::: Given entries :::
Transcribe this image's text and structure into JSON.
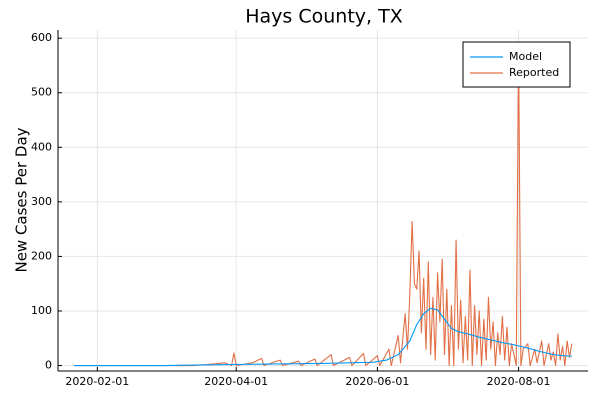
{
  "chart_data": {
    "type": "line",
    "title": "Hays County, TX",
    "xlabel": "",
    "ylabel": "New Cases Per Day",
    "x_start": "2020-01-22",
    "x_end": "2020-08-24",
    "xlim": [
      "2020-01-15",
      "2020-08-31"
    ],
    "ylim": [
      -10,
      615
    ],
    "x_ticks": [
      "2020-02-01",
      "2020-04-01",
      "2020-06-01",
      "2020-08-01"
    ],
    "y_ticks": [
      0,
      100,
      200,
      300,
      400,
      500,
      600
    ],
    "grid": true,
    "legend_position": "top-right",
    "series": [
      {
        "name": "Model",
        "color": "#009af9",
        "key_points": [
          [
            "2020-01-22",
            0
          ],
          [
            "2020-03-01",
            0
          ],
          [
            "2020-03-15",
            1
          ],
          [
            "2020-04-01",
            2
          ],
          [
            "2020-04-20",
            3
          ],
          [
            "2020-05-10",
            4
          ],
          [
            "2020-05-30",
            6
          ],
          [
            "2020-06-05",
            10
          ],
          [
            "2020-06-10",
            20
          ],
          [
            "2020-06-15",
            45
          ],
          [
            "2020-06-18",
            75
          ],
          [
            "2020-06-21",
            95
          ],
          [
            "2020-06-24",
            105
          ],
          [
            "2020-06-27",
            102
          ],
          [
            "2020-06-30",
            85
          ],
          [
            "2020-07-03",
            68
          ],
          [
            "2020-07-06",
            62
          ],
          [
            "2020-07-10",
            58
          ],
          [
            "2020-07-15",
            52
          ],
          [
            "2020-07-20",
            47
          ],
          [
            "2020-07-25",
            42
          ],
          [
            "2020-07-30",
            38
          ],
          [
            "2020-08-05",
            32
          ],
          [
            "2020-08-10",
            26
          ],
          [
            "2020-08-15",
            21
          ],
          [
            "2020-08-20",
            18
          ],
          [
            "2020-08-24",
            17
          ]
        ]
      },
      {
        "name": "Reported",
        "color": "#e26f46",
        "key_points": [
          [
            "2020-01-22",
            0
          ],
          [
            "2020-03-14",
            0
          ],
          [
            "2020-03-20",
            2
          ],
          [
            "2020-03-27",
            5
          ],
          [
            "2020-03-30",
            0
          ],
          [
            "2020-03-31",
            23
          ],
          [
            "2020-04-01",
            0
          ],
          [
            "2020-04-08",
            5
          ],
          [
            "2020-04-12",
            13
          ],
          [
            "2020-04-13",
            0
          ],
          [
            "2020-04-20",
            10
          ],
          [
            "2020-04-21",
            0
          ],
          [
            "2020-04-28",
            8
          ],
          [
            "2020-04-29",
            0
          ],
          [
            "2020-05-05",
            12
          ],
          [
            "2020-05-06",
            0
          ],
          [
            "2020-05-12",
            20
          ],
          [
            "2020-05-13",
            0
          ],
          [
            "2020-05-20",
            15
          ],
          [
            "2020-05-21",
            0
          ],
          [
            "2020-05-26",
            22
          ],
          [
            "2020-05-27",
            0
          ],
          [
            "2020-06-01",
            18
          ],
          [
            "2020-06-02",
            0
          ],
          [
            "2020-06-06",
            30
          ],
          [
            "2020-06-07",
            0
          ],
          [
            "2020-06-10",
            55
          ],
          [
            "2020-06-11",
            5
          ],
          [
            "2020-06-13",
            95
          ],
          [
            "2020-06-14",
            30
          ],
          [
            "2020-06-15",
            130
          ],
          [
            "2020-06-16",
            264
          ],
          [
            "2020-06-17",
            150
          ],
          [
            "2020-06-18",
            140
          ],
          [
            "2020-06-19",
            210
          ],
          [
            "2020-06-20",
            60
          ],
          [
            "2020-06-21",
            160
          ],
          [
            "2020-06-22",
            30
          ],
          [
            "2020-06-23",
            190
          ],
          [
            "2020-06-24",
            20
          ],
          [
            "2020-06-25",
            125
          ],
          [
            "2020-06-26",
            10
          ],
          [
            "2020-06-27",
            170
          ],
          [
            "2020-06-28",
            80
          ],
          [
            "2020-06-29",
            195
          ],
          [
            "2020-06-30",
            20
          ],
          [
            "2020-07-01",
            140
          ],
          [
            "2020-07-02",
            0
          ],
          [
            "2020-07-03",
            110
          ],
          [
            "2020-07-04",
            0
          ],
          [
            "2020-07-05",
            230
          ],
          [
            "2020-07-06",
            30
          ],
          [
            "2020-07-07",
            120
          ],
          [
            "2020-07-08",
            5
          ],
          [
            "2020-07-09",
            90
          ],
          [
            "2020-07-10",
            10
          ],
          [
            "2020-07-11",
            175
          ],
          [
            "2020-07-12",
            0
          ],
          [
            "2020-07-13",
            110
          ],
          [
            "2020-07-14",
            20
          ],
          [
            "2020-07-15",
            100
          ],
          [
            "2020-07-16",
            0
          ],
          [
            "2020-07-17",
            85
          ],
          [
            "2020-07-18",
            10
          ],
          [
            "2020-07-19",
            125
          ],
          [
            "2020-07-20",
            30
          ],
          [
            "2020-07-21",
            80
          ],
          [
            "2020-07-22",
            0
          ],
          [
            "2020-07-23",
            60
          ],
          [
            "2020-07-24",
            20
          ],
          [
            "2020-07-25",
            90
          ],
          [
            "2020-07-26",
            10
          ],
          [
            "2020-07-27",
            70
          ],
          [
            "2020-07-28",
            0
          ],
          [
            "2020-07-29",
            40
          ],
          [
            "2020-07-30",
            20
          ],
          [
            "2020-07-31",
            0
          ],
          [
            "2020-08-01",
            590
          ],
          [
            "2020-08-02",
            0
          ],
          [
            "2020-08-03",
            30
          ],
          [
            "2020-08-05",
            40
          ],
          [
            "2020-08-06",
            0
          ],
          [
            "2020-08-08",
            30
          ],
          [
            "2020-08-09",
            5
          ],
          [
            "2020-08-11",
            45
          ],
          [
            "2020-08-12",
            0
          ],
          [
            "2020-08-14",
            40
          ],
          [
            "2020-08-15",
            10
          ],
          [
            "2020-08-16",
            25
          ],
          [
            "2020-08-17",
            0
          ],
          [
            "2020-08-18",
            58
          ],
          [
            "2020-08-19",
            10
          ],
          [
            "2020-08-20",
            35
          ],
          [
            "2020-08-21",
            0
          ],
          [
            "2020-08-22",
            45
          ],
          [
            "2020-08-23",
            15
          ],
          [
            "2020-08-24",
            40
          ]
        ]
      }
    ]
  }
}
:::
::: Given entries :::
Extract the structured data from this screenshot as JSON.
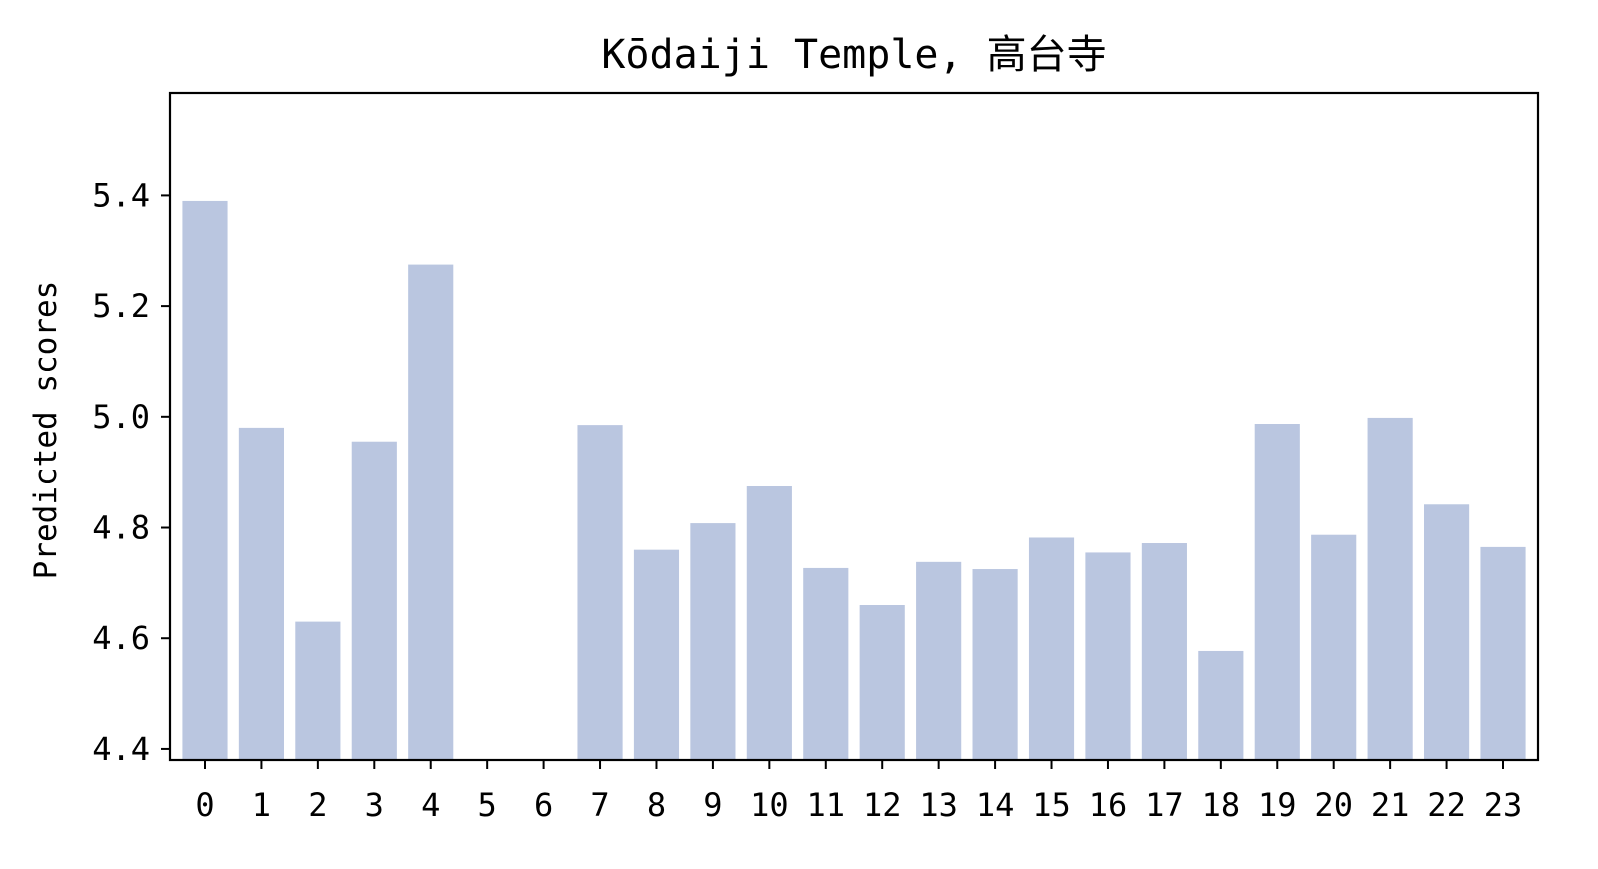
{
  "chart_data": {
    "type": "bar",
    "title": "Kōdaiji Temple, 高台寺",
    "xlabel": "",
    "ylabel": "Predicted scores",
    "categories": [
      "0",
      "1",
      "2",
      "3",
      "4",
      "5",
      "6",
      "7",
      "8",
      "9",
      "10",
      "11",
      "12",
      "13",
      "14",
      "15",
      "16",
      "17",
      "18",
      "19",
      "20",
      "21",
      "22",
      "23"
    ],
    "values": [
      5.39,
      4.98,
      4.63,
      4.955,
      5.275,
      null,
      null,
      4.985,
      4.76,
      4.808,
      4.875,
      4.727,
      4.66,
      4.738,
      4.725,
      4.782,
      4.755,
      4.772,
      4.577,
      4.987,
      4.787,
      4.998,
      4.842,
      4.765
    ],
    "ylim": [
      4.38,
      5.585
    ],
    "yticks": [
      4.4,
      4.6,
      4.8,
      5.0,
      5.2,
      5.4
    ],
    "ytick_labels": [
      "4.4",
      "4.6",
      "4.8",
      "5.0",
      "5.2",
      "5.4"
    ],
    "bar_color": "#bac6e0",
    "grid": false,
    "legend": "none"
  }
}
:::
The problem: Copy all lines above containing the string "this".

Solution to the exercise:
Transcribe this image's text and structure into JSON.
Extract the structured data from this screenshot as JSON.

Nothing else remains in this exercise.